Filter the lines below, copying only those with the string "organismo".

Records from a dataset
[START]

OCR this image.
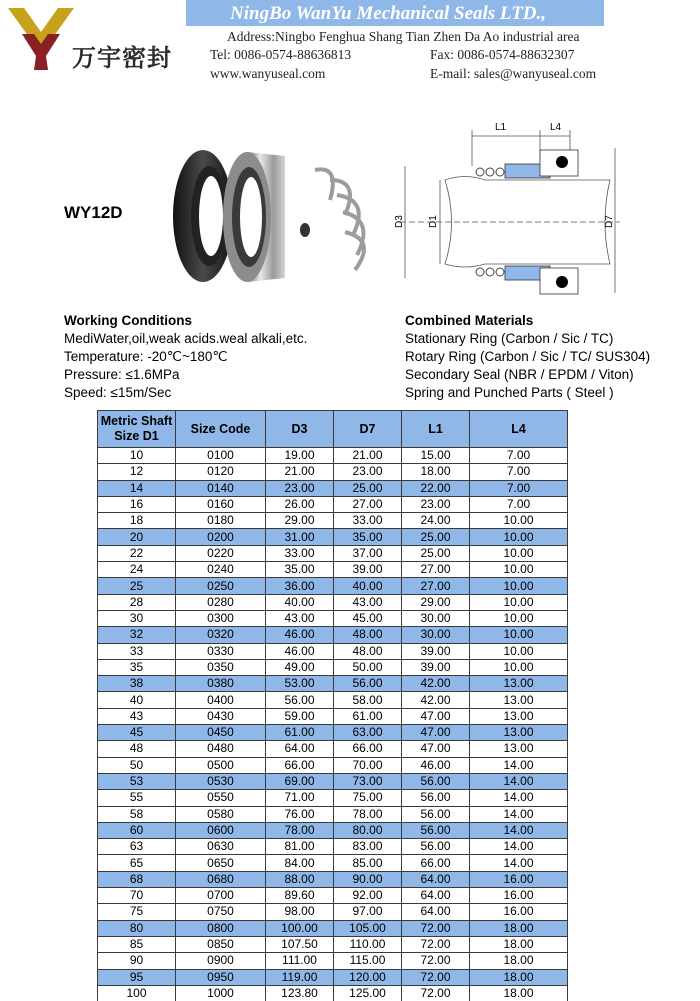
万宇密封
NingBo WanYu Mechanical Seals LTD.,
Address:Ningbo Fenghua Shang Tian Zhen Da Ao industrial area
Tel: 0086-0574-88636813	Fax: 0086-0574-88632307
www.wanyuseal.com	E-mail: sales@wanyuseal.com
WY12D
L1	L4
D3 D1	D7
Working Conditions
MediWater,oil,weak acids.weal alkali,etc.
Temperature: -20℃~180℃
Pressure: ≤1.6MPa
Speed: ≤15m/Sec
Combined Materials
Stationary Ring (Carbon / Sic / TC)
Rotary Ring (Carbon / Sic / TC/ SUS304)
Secondary Seal (NBR / EPDM / Viton)
Spring and Punched Parts ( Steel )
Metric Shaft Size D1	Size Code	D3	D7	L1	L4
10	0100	19.00	21.00	15.00	7.00
12	0120	21.00	23.00	18.00	7.00
14	0140	23.00	25.00	22.00	7.00
16	0160	26.00	27.00	23.00	7.00
18	0180	29.00	33.00	24.00	10.00
20	0200	31.00	35.00	25.00	10.00
22	0220	33.00	37.00	25.00	10.00
24	0240	35.00	39.00	27.00	10.00
25	0250	36.00	40.00	27.00	10.00
28	0280	40.00	43.00	29.00	10.00
30	0300	43.00	45.00	30.00	10.00
32	0320	46.00	48.00	30.00	10.00
33	0330	46.00	48.00	39.00	10.00
35	0350	49.00	50.00	39.00	10.00
38	0380	53.00	56.00	42.00	13.00
40	0400	56.00	58.00	42.00	13.00
43	0430	59.00	61.00	47.00	13.00
45	0450	61.00	63.00	47.00	13.00
48	0480	64.00	66.00	47.00	13.00
50	0500	66.00	70.00	46.00	14.00
53	0530	69.00	73.00	56.00	14.00
55	0550	71.00	75.00	56.00	14.00
58	0580	76.00	78.00	56.00	14.00
60	0600	78.00	80.00	56.00	14.00
63	0630	81.00	83.00	56.00	14.00
65	0650	84.00	85.00	66.00	14.00
68	0680	88.00	90.00	64.00	16.00
70	0700	89.60	92.00	64.00	16.00
75	0750	98.00	97.00	64.00	16.00
80	0800	100.00	105.00	72.00	18.00
85	0850	107.50	110.00	72.00	18.00
90	0900	111.00	115.00	72.00	18.00
95	0950	119.00	120.00	72.00	18.00
100	1000	123.80	125.00	72.00	18.00
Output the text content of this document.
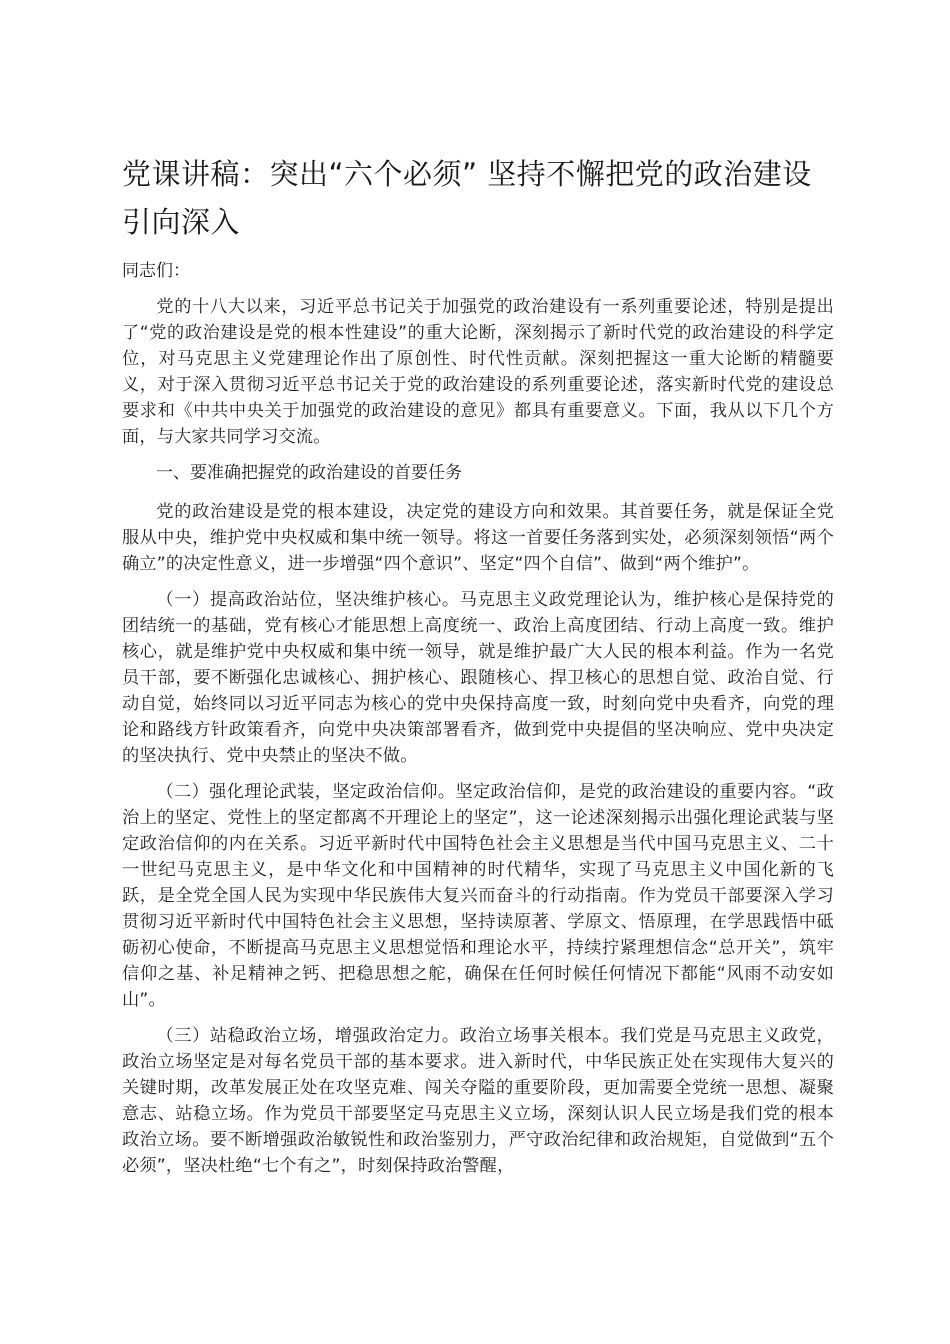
党课讲稿：突出“六个必须” 坚持不懈把党的政治建设引向深入

同志们：

党的十八大以来，习近平总书记关于加强党的政治建设有一系列重要论述，特别是提出了“党的政治建设是党的根本性建设”的重大论断，深刻揭示了新时代党的政治建设的科学定位，对马克思主义党建理论作出了原创性、时代性贡献。深刻把握这一重大论断的精髓要义，对于深入贯彻习近平总书记关于党的政治建设的系列重要论述，落实新时代党的建设总要求和《中共中央关于加强党的政治建设的意见》都具有重要意义。下面，我从以下几个方面，与大家共同学习交流。

一、要准确把握党的政治建设的首要任务

党的政治建设是党的根本建设，决定党的建设方向和效果。其首要任务，就是保证全党服从中央，维护党中央权威和集中统一领导。将这一首要任务落到实处，必须深刻领悟“两个确立”的决定性意义，进一步增强“四个意识”、坚定“四个自信”、做到“两个维护”。

（一）提高政治站位，坚决维护核心。马克思主义政党理论认为，维护核心是保持党的团结统一的基础，党有核心才能思想上高度统一、政治上高度团结、行动上高度一致。维护核心，就是维护党中央权威和集中统一领导，就是维护最广大人民的根本利益。作为一名党员干部，要不断强化忠诚核心、拥护核心、跟随核心、捍卫核心的思想自觉、政治自觉、行动自觉，始终同以习近平同志为核心的党中央保持高度一致，时刻向党中央看齐，向党的理论和路线方针政策看齐，向党中央决策部署看齐，做到党中央提倡的坚决响应、党中央决定的坚决执行、党中央禁止的坚决不做。

（二）强化理论武装，坚定政治信仰。坚定政治信仰，是党的政治建设的重要内容。“政治上的坚定、党性上的坚定都离不开理论上的坚定”，这一论述深刻揭示出强化理论武装与坚定政治信仰的内在关系。习近平新时代中国特色社会主义思想是当代中国马克思主义、二十一世纪马克思主义，是中华文化和中国精神的时代精华，实现了马克思主义中国化新的飞跃，是全党全国人民为实现中华民族伟大复兴而奋斗的行动指南。作为党员干部要深入学习贯彻习近平新时代中国特色社会主义思想，坚持读原著、学原文、悟原理，在学思践悟中砥砺初心使命，不断提高马克思主义思想觉悟和理论水平，持续拧紧理想信念“总开关”，筑牢信仰之基、补足精神之钙、把稳思想之舵，确保在任何时候任何情况下都能“风雨不动安如山”。

（三）站稳政治立场，增强政治定力。政治立场事关根本。我们党是马克思主义政党，政治立场坚定是对每名党员干部的基本要求。进入新时代，中华民族正处在实现伟大复兴的关键时期，改革发展正处在攻坚克难、闯关夺隘的重要阶段，更加需要全党统一思想、凝聚意志、站稳立场。作为党员干部要坚定马克思主义立场，深刻认识人民立场是我们党的根本政治立场。要不断增强政治敏锐性和政治鉴别力，严守政治纪律和政治规矩，自觉做到“五个必须”，坚决杜绝“七个有之”，时刻保持政治警醒，
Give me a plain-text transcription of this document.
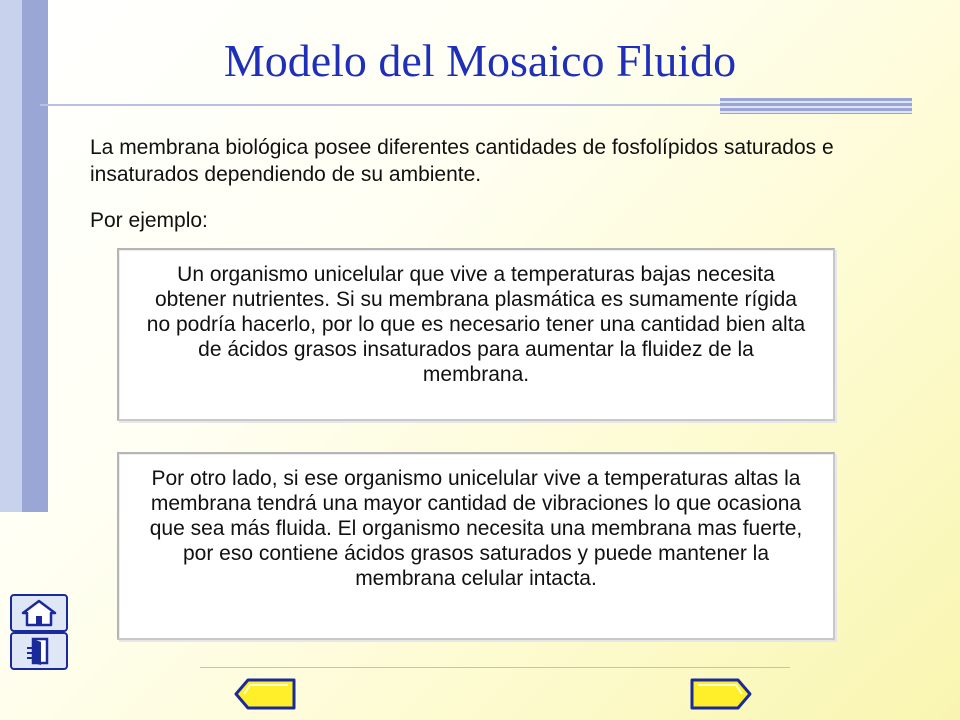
Modelo del Mosaico Fluido

La membrana biológica posee diferentes cantidades de fosfolípidos saturados e insaturados dependiendo de su ambiente.

Por ejemplo:

Un organismo unicelular que vive a temperaturas bajas necesita obtener nutrientes. Si su membrana plasmática es sumamente rígida no podría hacerlo, por lo que es necesario tener una cantidad bien alta de ácidos grasos insaturados para aumentar la fluidez de la membrana.
Por otro lado, si ese organismo unicelular vive a temperaturas altas la membrana tendrá una mayor cantidad de vibraciones lo que ocasiona que sea más fluida. El organismo necesita una membrana mas fuerte, por eso contiene ácidos grasos saturados y puede mantener la membrana celular intacta.
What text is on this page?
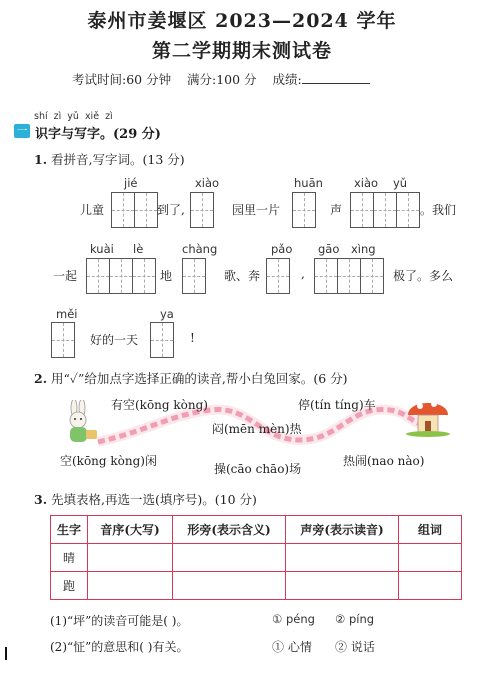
泰州市姜堰区 2023—2024 学年
第二学期期末测试卷
考试时间:60 分钟 满分:100 分 成绩:
shí zì yǔ xiě zì
一 识字与写字。(29 分)
1. 看拼音,写字词。(13 分)
jié	xiào	huān	xiào yǔ
儿童	到了,	园里一片	声	。我们
kuài lè	chàng	pǎo gāo xìng
一起	地	歌、奔	,	极了。多么
měi	ya
好的一天	!
2. 用“✓”给加点字选择正确的读音,帮小白兔回家。(6 分)
有空(kōng kòng)	停(tín tíng)车
闷(mēn mèn)热
空(kōng kòng)闲
操(cāo chāo)场
热闹(nao nào)
3. 先填表格,再选一选(填序号)。(10 分)
生字	音序(大写)	形旁(表示含义)	声旁(表示读音)	组词
晴				
跑				
(1)“坪”的读音可能是( )。	① péng ② píng
(2)“怔”的意思和( )有关。	① 心情 ② 说话
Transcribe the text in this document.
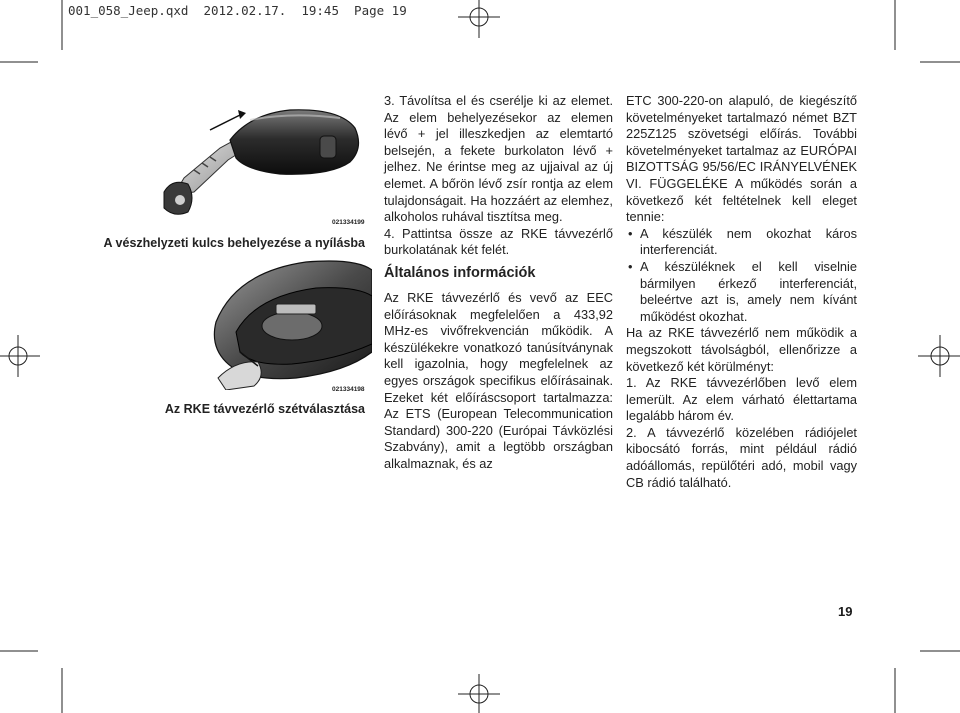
001_058_Jeep.qxd 2012.02.17. 19:45 Page 19
021334199
A vészhelyzeti kulcs behelyezése a nyílásba
021334198
Az RKE távvezérlő szétválasztása

3. Távolítsa el és cserélje ki az elemet. Az elem behelyezésekor az elemen lévő + jel illeszkedjen az elemtartó belsején, a fekete burkolaton lévő + jelhez. Ne érintse meg az ujjaival az új elemet. A bőrön lévő zsír rontja az elem tulajdonságait. Ha hozzáért az elemhez, alkoholos ruhával tisztítsa meg.

4. Pattintsa össze az RKE távvezérlő burkolatának két felét.

Általános információk

Az RKE távvezérlő és vevő az EEC előírásoknak megfelelően a 433,92 MHz-es vivőfrekvencián működik. A készülékekre vonatkozó tanúsítványnak kell igazolnia, hogy megfelelnek az egyes országok specifikus előírásainak. Ezeket két előíráscsoport tartalmazza: Az ETS (European Telecommunication Standard) 300-220 (Európai Távközlési Szabvány), amit a legtöbb országban alkalmaznak, és az

ETC 300-220-on alapuló, de kiegészítő követelményeket tartalmazó német BZT 225Z125 szövetségi előírás. További követelményeket tartalmaz az EURÓPAI BIZOTTSÁG 95/56/EC IRÁNYELVÉNEK VI. FÜGGELÉKE A működés során a következő két feltételnek kell eleget tennie:

• A készülék nem okozhat káros interferenciát.
• A készüléknek el kell viselnie bármilyen érkező interferenciát, beleértve azt is, amely nem kívánt működést okozhat.

Ha az RKE távvezérlő nem működik a megszokott távolságból, ellenőrizze a következő két körülményt:

1. Az RKE távvezérlőben levő elem lemerült. Az elem várható élettartama legalább három év.

2. A távvezérlő közelében rádiójelet kibocsátó forrás, mint például rádió adóállomás, repülőtéri adó, mobil vagy CB rádió található.

19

[END]

**TASK RESULT:**
Un organismo unicelular que vive a temperaturas bajas necesita obtener nutrientes. Si su membrana plasmática es sumamente rígida no podría hacerlo, por lo que es necesario tener una cantidad bien alta de ácidos grasos insaturados para aumentar la fluidez de la membrana.
Por otro lado, si ese organismo unicelular vive a temperaturas altas la membrana tendrá una mayor cantidad de vibraciones lo que ocasiona que sea más fluida. El organismo necesita una membrana mas fuerte, por eso contiene ácidos grasos saturados y puede mantener la membrana celular intacta.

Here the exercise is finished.